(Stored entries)
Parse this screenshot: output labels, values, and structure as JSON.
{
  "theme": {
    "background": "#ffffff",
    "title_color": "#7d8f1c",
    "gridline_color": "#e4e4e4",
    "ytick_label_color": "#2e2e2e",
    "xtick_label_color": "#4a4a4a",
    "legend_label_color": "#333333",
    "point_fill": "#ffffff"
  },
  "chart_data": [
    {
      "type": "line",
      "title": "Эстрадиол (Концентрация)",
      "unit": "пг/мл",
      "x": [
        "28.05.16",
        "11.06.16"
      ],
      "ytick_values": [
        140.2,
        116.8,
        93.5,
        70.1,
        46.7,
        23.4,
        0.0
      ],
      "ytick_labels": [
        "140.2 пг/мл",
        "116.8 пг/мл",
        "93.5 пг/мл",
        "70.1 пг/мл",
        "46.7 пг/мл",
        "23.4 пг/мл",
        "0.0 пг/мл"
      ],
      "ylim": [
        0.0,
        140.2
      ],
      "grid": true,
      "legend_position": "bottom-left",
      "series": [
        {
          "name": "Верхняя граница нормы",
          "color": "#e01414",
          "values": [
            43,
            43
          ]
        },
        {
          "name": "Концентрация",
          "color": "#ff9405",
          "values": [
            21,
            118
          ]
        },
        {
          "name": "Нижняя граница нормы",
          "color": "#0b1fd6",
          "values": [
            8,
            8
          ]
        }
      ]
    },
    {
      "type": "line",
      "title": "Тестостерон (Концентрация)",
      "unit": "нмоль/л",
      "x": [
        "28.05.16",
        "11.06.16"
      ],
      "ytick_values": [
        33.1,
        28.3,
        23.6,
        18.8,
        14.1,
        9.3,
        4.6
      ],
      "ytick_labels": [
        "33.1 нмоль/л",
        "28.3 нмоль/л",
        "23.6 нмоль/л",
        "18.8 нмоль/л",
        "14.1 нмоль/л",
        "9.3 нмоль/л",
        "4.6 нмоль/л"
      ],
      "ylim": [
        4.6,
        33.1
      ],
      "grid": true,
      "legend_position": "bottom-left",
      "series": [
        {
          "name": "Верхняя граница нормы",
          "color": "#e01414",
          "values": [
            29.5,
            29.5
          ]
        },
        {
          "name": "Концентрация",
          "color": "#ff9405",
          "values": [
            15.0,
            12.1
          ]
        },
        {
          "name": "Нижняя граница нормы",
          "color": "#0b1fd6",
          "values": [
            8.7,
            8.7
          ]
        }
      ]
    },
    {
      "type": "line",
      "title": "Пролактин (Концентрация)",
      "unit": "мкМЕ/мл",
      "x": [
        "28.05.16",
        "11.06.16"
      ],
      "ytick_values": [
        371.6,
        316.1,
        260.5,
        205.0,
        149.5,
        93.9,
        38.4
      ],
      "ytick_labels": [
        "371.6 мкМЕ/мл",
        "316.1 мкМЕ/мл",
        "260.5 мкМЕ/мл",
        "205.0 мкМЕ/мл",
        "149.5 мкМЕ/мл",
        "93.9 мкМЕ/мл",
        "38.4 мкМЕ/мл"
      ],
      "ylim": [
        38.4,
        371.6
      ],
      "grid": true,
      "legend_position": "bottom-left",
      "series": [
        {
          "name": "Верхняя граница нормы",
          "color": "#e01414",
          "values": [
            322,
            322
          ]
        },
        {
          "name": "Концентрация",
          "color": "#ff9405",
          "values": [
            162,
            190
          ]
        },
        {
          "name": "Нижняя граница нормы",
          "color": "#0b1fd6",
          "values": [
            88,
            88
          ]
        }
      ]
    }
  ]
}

◆ **Goal**: Reproduce each entry above exactly, keeping every word.

◆ **Exercise result**:
Parse this screenshot: output labels, values, and structure as JSON.
{
  "theme": {
    "background": "#ffffff",
    "title_color": "#7d8f1c",
    "gridline_color": "#e4e4e4",
    "ytick_label_color": "#2e2e2e",
    "xtick_label_color": "#4a4a4a",
    "legend_label_color": "#333333",
    "point_fill": "#ffffff"
  },
  "chart_data": [
    {
      "type": "line",
      "title": "Эстрадиол (Концентрация)",
      "unit": "пг/мл",
      "x": [
        "28.05.16",
        "11.06.16"
      ],
      "ytick_values": [
        140.2,
        116.8,
        93.5,
        70.1,
        46.7,
        23.4,
        0.0
      ],
      "ytick_labels": [
        "140.2 пг/мл",
        "116.8 пг/мл",
        "93.5 пг/мл",
        "70.1 пг/мл",
        "46.7 пг/мл",
        "23.4 пг/мл",
        "0.0 пг/мл"
      ],
      "ylim": [
        0.0,
        140.2
      ],
      "grid": true,
      "legend_position": "bottom-left",
      "series": [
        {
          "name": "Верхняя граница нормы",
          "color": "#e01414",
          "values": [
            43,
            43
          ]
        },
        {
          "name": "Концентрация",
          "color": "#ff9405",
          "values": [
            21,
            118
          ]
        },
        {
          "name": "Нижняя граница нормы",
          "color": "#0b1fd6",
          "values": [
            8,
            8
          ]
        }
      ]
    },
    {
      "type": "line",
      "title": "Тестостерон (Концентрация)",
      "unit": "нмоль/л",
      "x": [
        "28.05.16",
        "11.06.16"
      ],
      "ytick_values": [
        33.1,
        28.3,
        23.6,
        18.8,
        14.1,
        9.3,
        4.6
      ],
      "ytick_labels": [
        "33.1 нмоль/л",
        "28.3 нмоль/л",
        "23.6 нмоль/л",
        "18.8 нмоль/л",
        "14.1 нмоль/л",
        "9.3 нмоль/л",
        "4.6 нмоль/л"
      ],
      "ylim": [
        4.6,
        33.1
      ],
      "grid": true,
      "legend_position": "bottom-left",
      "series": [
        {
          "name": "Верхняя граница нормы",
          "color": "#e01414",
          "values": [
            29.5,
            29.5
          ]
        },
        {
          "name": "Концентрация",
          "color": "#ff9405",
          "values": [
            15.0,
            12.1
          ]
        },
        {
          "name": "Нижняя граница нормы",
          "color": "#0b1fd6",
          "values": [
            8.7,
            8.7
          ]
        }
      ]
    },
    {
      "type": "line",
      "title": "Пролактин (Концентрация)",
      "unit": "мкМЕ/мл",
      "x": [
        "28.05.16",
        "11.06.16"
      ],
      "ytick_values": [
        371.6,
        316.1,
        260.5,
        205.0,
        149.5,
        93.9,
        38.4
      ],
      "ytick_labels": [
        "371.6 мкМЕ/мл",
        "316.1 мкМЕ/мл",
        "260.5 мкМЕ/мл",
        "205.0 мкМЕ/мл",
        "149.5 мкМЕ/мл",
        "93.9 мкМЕ/мл",
        "38.4 мкМЕ/мл"
      ],
      "ylim": [
        38.4,
        371.6
      ],
      "grid": true,
      "legend_position": "bottom-left",
      "series": [
        {
          "name": "Верхняя граница нормы",
          "color": "#e01414",
          "values": [
            322,
            322
          ]
        },
        {
          "name": "Концентрация",
          "color": "#ff9405",
          "values": [
            162,
            190
          ]
        },
        {
          "name": "Нижняя граница нормы",
          "color": "#0b1fd6",
          "values": [
            88,
            88
          ]
        }
      ]
    }
  ]
}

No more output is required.